◆ **TASK DETAILS**
Print the listing below in its entirety, character for character.

◆ **GIVEN RECORDS**
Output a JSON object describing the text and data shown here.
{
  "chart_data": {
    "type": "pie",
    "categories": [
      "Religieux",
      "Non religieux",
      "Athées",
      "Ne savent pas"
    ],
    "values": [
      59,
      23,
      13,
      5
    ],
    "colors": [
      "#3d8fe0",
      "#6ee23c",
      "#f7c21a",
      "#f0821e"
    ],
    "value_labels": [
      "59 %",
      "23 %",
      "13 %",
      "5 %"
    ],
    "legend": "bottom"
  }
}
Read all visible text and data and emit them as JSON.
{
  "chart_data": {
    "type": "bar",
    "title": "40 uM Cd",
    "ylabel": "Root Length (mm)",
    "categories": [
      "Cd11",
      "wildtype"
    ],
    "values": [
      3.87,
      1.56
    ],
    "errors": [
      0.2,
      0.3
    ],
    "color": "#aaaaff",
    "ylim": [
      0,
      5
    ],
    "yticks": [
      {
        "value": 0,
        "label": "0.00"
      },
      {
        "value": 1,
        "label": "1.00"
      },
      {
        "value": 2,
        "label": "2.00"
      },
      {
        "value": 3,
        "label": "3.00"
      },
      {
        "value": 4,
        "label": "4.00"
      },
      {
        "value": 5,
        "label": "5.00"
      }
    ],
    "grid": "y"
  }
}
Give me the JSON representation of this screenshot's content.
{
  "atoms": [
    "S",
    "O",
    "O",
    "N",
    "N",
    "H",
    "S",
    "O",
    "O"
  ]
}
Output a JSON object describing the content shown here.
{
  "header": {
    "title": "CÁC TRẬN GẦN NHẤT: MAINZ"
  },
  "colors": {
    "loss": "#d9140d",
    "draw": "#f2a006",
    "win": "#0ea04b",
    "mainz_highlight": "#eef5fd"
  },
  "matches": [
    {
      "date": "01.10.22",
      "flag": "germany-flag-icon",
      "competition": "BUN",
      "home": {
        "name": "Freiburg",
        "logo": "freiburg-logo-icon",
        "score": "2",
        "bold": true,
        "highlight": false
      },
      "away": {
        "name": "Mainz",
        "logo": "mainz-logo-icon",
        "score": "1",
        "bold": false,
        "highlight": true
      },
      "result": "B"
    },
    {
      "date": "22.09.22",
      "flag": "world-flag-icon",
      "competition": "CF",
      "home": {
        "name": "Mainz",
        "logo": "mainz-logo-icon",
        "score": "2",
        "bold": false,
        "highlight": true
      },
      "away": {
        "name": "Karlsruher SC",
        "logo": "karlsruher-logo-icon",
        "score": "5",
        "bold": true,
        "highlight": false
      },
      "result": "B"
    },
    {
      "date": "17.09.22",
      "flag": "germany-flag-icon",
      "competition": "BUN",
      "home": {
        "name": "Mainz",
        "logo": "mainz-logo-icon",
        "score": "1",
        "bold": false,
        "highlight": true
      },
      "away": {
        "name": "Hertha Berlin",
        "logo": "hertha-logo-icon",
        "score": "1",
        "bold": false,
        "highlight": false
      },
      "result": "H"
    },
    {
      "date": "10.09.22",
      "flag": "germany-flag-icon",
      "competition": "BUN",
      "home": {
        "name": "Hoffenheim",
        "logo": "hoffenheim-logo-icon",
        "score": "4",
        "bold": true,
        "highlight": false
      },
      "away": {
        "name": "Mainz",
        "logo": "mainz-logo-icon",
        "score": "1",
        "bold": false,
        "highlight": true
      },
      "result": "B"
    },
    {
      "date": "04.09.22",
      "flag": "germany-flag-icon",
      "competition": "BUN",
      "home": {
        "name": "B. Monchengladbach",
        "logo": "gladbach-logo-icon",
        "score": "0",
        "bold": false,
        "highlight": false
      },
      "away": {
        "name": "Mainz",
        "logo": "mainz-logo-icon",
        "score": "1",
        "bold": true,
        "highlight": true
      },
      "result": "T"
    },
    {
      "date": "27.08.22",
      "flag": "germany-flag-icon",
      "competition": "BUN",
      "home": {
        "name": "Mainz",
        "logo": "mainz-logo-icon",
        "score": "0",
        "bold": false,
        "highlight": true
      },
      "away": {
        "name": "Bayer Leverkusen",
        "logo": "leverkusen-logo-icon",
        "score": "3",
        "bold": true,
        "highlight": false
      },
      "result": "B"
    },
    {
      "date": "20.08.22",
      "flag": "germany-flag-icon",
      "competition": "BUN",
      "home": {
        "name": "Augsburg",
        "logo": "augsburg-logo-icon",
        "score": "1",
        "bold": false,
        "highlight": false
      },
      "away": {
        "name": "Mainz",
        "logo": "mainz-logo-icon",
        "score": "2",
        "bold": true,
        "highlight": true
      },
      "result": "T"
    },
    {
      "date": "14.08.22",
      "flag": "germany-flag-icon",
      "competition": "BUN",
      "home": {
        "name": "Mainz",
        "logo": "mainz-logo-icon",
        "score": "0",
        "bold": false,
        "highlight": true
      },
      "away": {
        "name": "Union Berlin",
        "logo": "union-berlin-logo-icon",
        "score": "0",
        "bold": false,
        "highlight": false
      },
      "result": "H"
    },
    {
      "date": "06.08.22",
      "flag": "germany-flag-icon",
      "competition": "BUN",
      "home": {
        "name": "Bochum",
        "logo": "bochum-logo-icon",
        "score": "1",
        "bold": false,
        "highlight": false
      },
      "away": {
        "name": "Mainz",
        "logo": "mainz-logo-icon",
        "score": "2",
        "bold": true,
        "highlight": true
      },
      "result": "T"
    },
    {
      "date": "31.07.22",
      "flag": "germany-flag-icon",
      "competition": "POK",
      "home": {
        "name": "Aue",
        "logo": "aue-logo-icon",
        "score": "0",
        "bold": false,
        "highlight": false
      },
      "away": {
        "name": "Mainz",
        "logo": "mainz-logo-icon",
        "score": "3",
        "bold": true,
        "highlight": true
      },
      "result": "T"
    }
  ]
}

◆ **ANSWER BELOW**
Output a JSON object describing the text and data shown here.
{
  "chart_data": {
    "type": "pie",
    "categories": [
      "Religieux",
      "Non religieux",
      "Athées",
      "Ne savent pas"
    ],
    "values": [
      59,
      23,
      13,
      5
    ],
    "colors": [
      "#3d8fe0",
      "#6ee23c",
      "#f7c21a",
      "#f0821e"
    ],
    "value_labels": [
      "59 %",
      "23 %",
      "13 %",
      "5 %"
    ],
    "legend": "bottom"
  }
}
Read all visible text and data and emit them as JSON.
{
  "chart_data": {
    "type": "bar",
    "title": "40 uM Cd",
    "ylabel": "Root Length (mm)",
    "categories": [
      "Cd11",
      "wildtype"
    ],
    "values": [
      3.87,
      1.56
    ],
    "errors": [
      0.2,
      0.3
    ],
    "color": "#aaaaff",
    "ylim": [
      0,
      5
    ],
    "yticks": [
      {
        "value": 0,
        "label": "0.00"
      },
      {
        "value": 1,
        "label": "1.00"
      },
      {
        "value": 2,
        "label": "2.00"
      },
      {
        "value": 3,
        "label": "3.00"
      },
      {
        "value": 4,
        "label": "4.00"
      },
      {
        "value": 5,
        "label": "5.00"
      }
    ],
    "grid": "y"
  }
}
Give me the JSON representation of this screenshot's content.
{
  "atoms": [
    "S",
    "O",
    "O",
    "N",
    "N",
    "H",
    "S",
    "O",
    "O"
  ]
}
Output a JSON object describing the content shown here.
{
  "header": {
    "title": "CÁC TRẬN GẦN NHẤT: MAINZ"
  },
  "colors": {
    "loss": "#d9140d",
    "draw": "#f2a006",
    "win": "#0ea04b",
    "mainz_highlight": "#eef5fd"
  },
  "matches": [
    {
      "date": "01.10.22",
      "flag": "germany-flag-icon",
      "competition": "BUN",
      "home": {
        "name": "Freiburg",
        "logo": "freiburg-logo-icon",
        "score": "2",
        "bold": true,
        "highlight": false
      },
      "away": {
        "name": "Mainz",
        "logo": "mainz-logo-icon",
        "score": "1",
        "bold": false,
        "highlight": true
      },
      "result": "B"
    },
    {
      "date": "22.09.22",
      "flag": "world-flag-icon",
      "competition": "CF",
      "home": {
        "name": "Mainz",
        "logo": "mainz-logo-icon",
        "score": "2",
        "bold": false,
        "highlight": true
      },
      "away": {
        "name": "Karlsruher SC",
        "logo": "karlsruher-logo-icon",
        "score": "5",
        "bold": true,
        "highlight": false
      },
      "result": "B"
    },
    {
      "date": "17.09.22",
      "flag": "germany-flag-icon",
      "competition": "BUN",
      "home": {
        "name": "Mainz",
        "logo": "mainz-logo-icon",
        "score": "1",
        "bold": false,
        "highlight": true
      },
      "away": {
        "name": "Hertha Berlin",
        "logo": "hertha-logo-icon",
        "score": "1",
        "bold": false,
        "highlight": false
      },
      "result": "H"
    },
    {
      "date": "10.09.22",
      "flag": "germany-flag-icon",
      "competition": "BUN",
      "home": {
        "name": "Hoffenheim",
        "logo": "hoffenheim-logo-icon",
        "score": "4",
        "bold": true,
        "highlight": false
      },
      "away": {
        "name": "Mainz",
        "logo": "mainz-logo-icon",
        "score": "1",
        "bold": false,
        "highlight": true
      },
      "result": "B"
    },
    {
      "date": "04.09.22",
      "flag": "germany-flag-icon",
      "competition": "BUN",
      "home": {
        "name": "B. Monchengladbach",
        "logo": "gladbach-logo-icon",
        "score": "0",
        "bold": false,
        "highlight": false
      },
      "away": {
        "name": "Mainz",
        "logo": "mainz-logo-icon",
        "score": "1",
        "bold": true,
        "highlight": true
      },
      "result": "T"
    },
    {
      "date": "27.08.22",
      "flag": "germany-flag-icon",
      "competition": "BUN",
      "home": {
        "name": "Mainz",
        "logo": "mainz-logo-icon",
        "score": "0",
        "bold": false,
        "highlight": true
      },
      "away": {
        "name": "Bayer Leverkusen",
        "logo": "leverkusen-logo-icon",
        "score": "3",
        "bold": true,
        "highlight": false
      },
      "result": "B"
    },
    {
      "date": "20.08.22",
      "flag": "germany-flag-icon",
      "competition": "BUN",
      "home": {
        "name": "Augsburg",
        "logo": "augsburg-logo-icon",
        "score": "1",
        "bold": false,
        "highlight": false
      },
      "away": {
        "name": "Mainz",
        "logo": "mainz-logo-icon",
        "score": "2",
        "bold": true,
        "highlight": true
      },
      "result": "T"
    },
    {
      "date": "14.08.22",
      "flag": "germany-flag-icon",
      "competition": "BUN",
      "home": {
        "name": "Mainz",
        "logo": "mainz-logo-icon",
        "score": "0",
        "bold": false,
        "highlight": true
      },
      "away": {
        "name": "Union Berlin",
        "logo": "union-berlin-logo-icon",
        "score": "0",
        "bold": false,
        "highlight": false
      },
      "result": "H"
    },
    {
      "date": "06.08.22",
      "flag": "germany-flag-icon",
      "competition": "BUN",
      "home": {
        "name": "Bochum",
        "logo": "bochum-logo-icon",
        "score": "1",
        "bold": false,
        "highlight": false
      },
      "away": {
        "name": "Mainz",
        "logo": "mainz-logo-icon",
        "score": "2",
        "bold": true,
        "highlight": true
      },
      "result": "T"
    },
    {
      "date": "31.07.22",
      "flag": "germany-flag-icon",
      "competition": "POK",
      "home": {
        "name": "Aue",
        "logo": "aue-logo-icon",
        "score": "0",
        "bold": false,
        "highlight": false
      },
      "away": {
        "name": "Mainz",
        "logo": "mainz-logo-icon",
        "score": "3",
        "bold": true,
        "highlight": true
      },
      "result": "T"
    }
  ]
}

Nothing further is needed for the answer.